▶ _Your objective_
Copy out all lines with the word "JSON" in them.

▶ _Data shown_
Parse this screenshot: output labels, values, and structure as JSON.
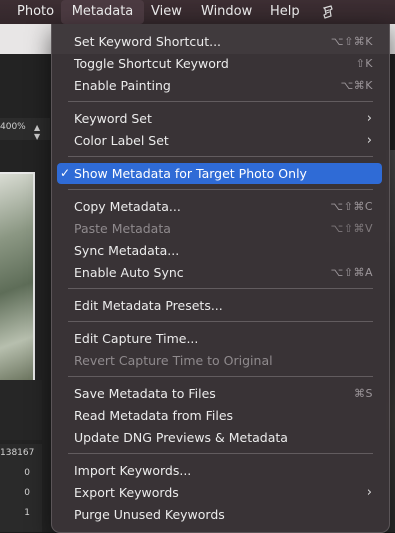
{
  "menubar": {
    "items": [
      "Photo",
      "Metadata",
      "View",
      "Window",
      "Help"
    ],
    "script_icon": "script-icon"
  },
  "background": {
    "zoom": "400%",
    "stats": [
      "138167",
      "0",
      "0",
      "1"
    ]
  },
  "menu": {
    "items": [
      {
        "label": "Set Keyword Shortcut...",
        "shortcut": "⌥⇧⌘K"
      },
      {
        "label": "Toggle Shortcut Keyword",
        "shortcut": "⇧K"
      },
      {
        "label": "Enable Painting",
        "shortcut": "⌥⌘K"
      },
      {
        "label": "Keyword Set",
        "shortcut": "",
        "submenu": true
      },
      {
        "label": "Color Label Set",
        "shortcut": "",
        "submenu": true
      },
      {
        "label": "Show Metadata for Target Photo Only",
        "shortcut": "",
        "checked": true
      },
      {
        "label": "Copy Metadata...",
        "shortcut": "⌥⇧⌘C"
      },
      {
        "label": "Paste Metadata",
        "shortcut": "⌥⇧⌘V",
        "disabled": true
      },
      {
        "label": "Sync Metadata...",
        "shortcut": ""
      },
      {
        "label": "Enable Auto Sync",
        "shortcut": "⌥⇧⌘A"
      },
      {
        "label": "Edit Metadata Presets...",
        "shortcut": ""
      },
      {
        "label": "Edit Capture Time...",
        "shortcut": ""
      },
      {
        "label": "Revert Capture Time to Original",
        "shortcut": "",
        "disabled": true
      },
      {
        "label": "Save Metadata to Files",
        "shortcut": "⌘S"
      },
      {
        "label": "Read Metadata from Files",
        "shortcut": ""
      },
      {
        "label": "Update DNG Previews & Metadata",
        "shortcut": ""
      },
      {
        "label": "Import Keywords...",
        "shortcut": ""
      },
      {
        "label": "Export Keywords",
        "shortcut": "",
        "submenu": true
      },
      {
        "label": "Purge Unused Keywords",
        "shortcut": ""
      }
    ],
    "checkmark": "✓",
    "submenu_arrow": "›"
  },
  "colors": {
    "selection": "#2f6bd6",
    "menu_bg": "#3a3437",
    "menubar_bg": "#3d2e33"
  }
}
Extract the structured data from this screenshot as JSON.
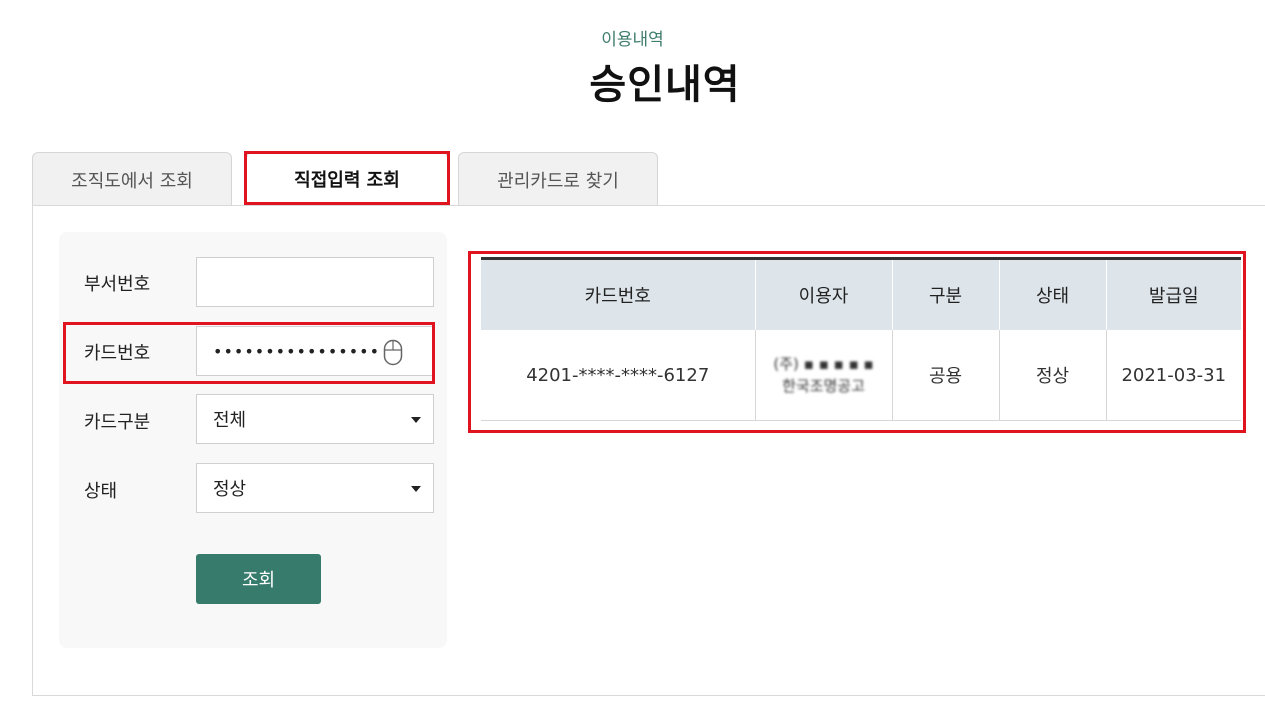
{
  "header": {
    "subtitle": "이용내역",
    "title": "승인내역"
  },
  "tabs": [
    {
      "label": "조직도에서 조회"
    },
    {
      "label": "직접입력 조회"
    },
    {
      "label": "관리카드로 찾기"
    }
  ],
  "form": {
    "dept_label": "부서번호",
    "dept_value": "",
    "card_label": "카드번호",
    "card_value": "••••••••••••••••",
    "type_label": "카드구분",
    "type_value": "전체",
    "status_label": "상태",
    "status_value": "정상",
    "search_label": "조회"
  },
  "table": {
    "headers": [
      "카드번호",
      "이용자",
      "구분",
      "상태",
      "발급일"
    ],
    "rows": [
      {
        "card": "4201-****-****-6127",
        "user_line1": "(주) ▪ ▪ ▪ ▪ ▪",
        "user_line2": "한국조명공고",
        "type": "공용",
        "status": "정상",
        "issued": "2021-03-31"
      }
    ]
  },
  "colors": {
    "accent": "#367b6c",
    "highlight": "#e0141e",
    "header_bg": "#dde5ea"
  }
}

▶ _Result_
Parse this screenshot: output labels, values, and structure as JSON.
Extract the structured data from this screenshot as JSON.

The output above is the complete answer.